Records >>
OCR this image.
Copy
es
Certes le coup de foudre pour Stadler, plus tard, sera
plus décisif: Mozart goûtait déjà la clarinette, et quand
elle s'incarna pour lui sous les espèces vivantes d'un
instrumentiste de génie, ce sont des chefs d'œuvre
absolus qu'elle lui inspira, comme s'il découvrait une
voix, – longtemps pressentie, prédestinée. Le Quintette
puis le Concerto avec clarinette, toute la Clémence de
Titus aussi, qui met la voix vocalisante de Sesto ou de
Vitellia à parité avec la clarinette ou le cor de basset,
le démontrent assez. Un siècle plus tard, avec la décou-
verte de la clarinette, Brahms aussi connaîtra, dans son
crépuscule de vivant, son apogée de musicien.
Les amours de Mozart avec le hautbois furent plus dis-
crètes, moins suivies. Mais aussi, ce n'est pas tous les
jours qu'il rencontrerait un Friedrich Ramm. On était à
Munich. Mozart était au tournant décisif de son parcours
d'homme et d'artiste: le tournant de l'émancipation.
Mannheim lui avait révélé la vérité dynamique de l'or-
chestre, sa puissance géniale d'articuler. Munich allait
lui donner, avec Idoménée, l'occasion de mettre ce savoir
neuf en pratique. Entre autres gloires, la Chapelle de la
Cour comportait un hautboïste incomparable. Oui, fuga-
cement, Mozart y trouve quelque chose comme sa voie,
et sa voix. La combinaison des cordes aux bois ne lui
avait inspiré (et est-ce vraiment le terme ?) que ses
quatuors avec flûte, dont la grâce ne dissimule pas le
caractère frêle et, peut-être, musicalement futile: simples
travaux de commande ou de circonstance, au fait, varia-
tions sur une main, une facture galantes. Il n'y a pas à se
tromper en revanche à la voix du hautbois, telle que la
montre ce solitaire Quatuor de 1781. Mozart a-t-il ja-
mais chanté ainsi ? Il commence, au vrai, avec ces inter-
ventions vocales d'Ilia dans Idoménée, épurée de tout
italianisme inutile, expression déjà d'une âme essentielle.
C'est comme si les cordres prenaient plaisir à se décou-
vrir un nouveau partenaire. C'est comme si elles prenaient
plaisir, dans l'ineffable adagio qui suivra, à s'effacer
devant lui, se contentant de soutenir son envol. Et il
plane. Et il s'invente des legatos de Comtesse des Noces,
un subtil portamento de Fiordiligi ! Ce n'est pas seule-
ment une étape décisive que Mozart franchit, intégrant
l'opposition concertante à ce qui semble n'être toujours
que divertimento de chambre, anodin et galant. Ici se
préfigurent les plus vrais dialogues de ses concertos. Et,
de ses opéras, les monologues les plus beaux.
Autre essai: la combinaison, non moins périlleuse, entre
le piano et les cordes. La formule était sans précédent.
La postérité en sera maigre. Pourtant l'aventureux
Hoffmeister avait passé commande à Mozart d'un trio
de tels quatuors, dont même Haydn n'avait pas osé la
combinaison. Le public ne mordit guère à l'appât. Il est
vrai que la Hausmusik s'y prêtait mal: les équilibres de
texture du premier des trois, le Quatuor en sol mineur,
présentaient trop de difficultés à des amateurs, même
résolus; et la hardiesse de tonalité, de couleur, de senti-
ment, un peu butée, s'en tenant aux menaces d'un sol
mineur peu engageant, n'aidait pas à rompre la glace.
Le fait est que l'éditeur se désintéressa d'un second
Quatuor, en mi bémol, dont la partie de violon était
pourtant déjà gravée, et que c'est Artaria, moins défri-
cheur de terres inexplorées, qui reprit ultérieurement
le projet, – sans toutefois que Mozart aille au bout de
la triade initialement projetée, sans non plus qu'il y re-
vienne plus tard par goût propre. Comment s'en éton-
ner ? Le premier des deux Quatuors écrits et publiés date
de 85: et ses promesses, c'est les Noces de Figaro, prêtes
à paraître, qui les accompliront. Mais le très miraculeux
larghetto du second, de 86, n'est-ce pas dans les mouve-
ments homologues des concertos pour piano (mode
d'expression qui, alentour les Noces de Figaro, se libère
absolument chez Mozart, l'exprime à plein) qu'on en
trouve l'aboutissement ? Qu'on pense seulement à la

--

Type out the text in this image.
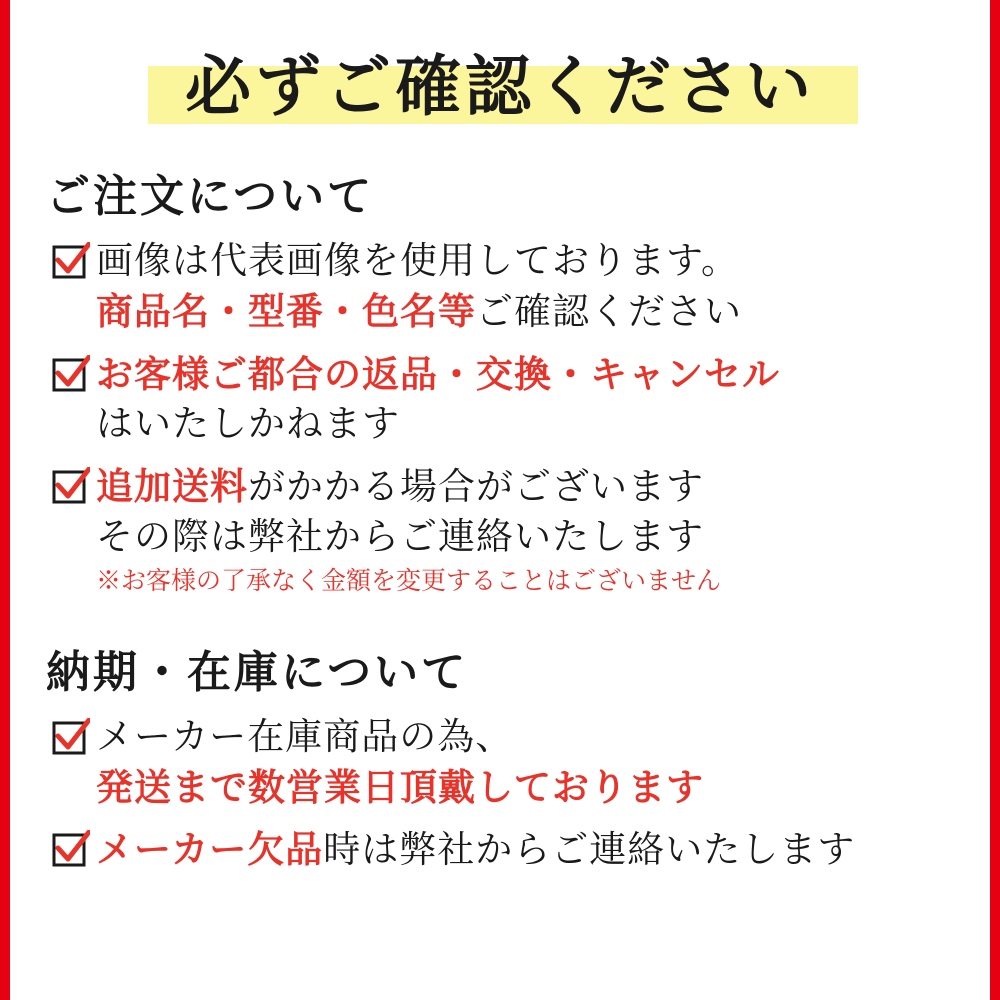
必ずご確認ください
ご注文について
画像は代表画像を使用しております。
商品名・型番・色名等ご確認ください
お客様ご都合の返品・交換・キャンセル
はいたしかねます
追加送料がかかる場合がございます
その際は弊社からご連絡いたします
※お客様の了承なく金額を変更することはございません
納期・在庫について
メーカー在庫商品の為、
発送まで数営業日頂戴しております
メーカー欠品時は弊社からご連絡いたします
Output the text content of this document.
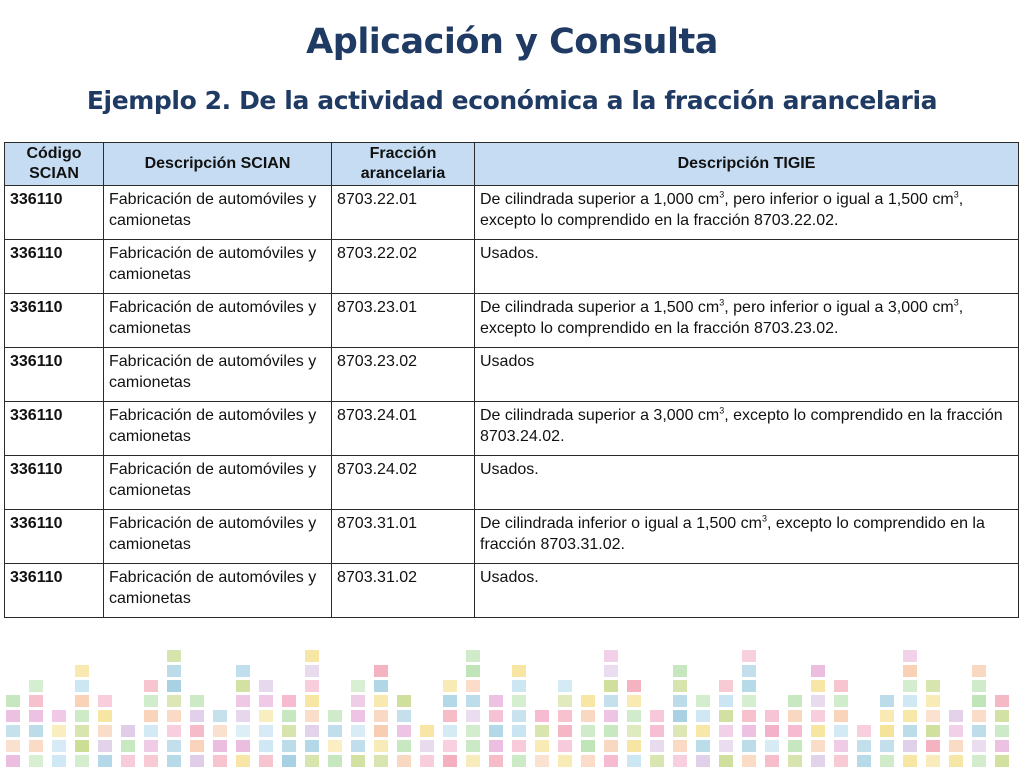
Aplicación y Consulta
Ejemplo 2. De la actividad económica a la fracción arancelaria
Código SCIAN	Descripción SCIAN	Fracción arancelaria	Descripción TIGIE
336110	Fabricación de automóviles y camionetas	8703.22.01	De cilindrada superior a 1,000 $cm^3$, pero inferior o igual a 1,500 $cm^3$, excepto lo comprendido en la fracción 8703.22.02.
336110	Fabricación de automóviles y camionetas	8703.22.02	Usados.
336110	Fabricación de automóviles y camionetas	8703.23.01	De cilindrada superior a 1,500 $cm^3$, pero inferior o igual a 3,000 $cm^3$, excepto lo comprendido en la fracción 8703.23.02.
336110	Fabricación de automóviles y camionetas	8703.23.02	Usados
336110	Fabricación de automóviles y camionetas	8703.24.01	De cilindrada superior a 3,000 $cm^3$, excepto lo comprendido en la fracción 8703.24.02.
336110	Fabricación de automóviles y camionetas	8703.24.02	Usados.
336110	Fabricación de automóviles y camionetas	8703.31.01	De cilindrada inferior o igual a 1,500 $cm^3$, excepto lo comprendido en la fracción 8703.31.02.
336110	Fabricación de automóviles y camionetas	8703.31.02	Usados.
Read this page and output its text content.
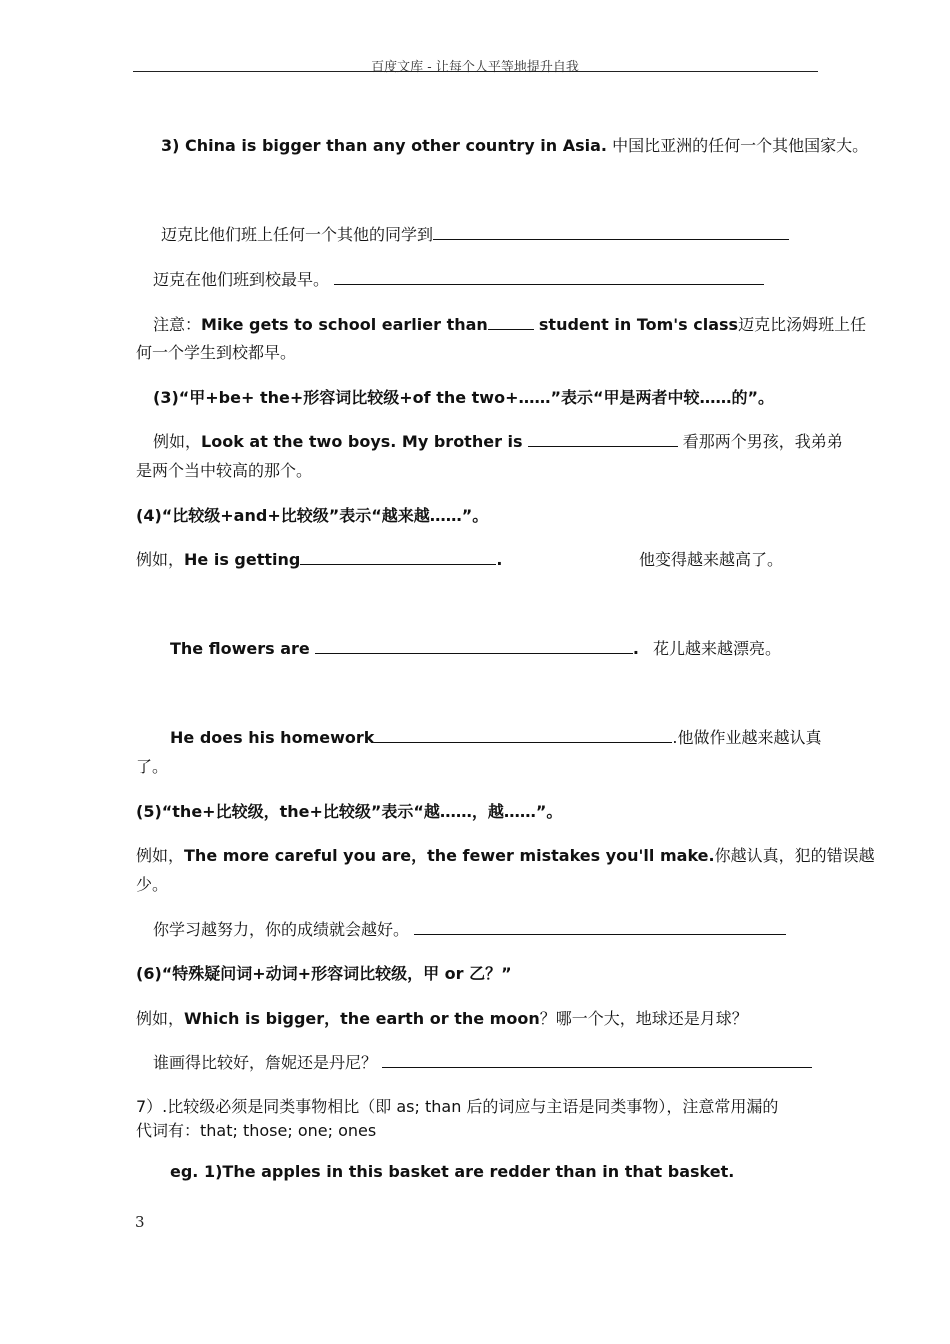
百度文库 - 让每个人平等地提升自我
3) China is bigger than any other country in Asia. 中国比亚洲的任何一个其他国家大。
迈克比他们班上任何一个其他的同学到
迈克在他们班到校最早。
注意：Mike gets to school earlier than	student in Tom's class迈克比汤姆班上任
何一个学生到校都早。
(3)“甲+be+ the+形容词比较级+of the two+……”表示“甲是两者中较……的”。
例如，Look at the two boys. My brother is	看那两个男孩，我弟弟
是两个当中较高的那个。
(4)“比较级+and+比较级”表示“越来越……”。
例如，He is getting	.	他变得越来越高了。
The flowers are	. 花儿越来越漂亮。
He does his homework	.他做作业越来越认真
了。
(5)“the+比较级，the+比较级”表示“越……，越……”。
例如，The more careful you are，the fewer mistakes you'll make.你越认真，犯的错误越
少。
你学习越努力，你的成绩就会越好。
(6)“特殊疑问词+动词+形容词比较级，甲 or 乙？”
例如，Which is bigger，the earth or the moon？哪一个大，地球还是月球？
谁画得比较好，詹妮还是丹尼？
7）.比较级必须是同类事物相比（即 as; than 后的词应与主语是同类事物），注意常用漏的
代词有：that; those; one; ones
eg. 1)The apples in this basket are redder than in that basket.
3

What the exercise asks >>
In the entries above, count every line containing the word "superior". Write only the total.

Written answer >>
3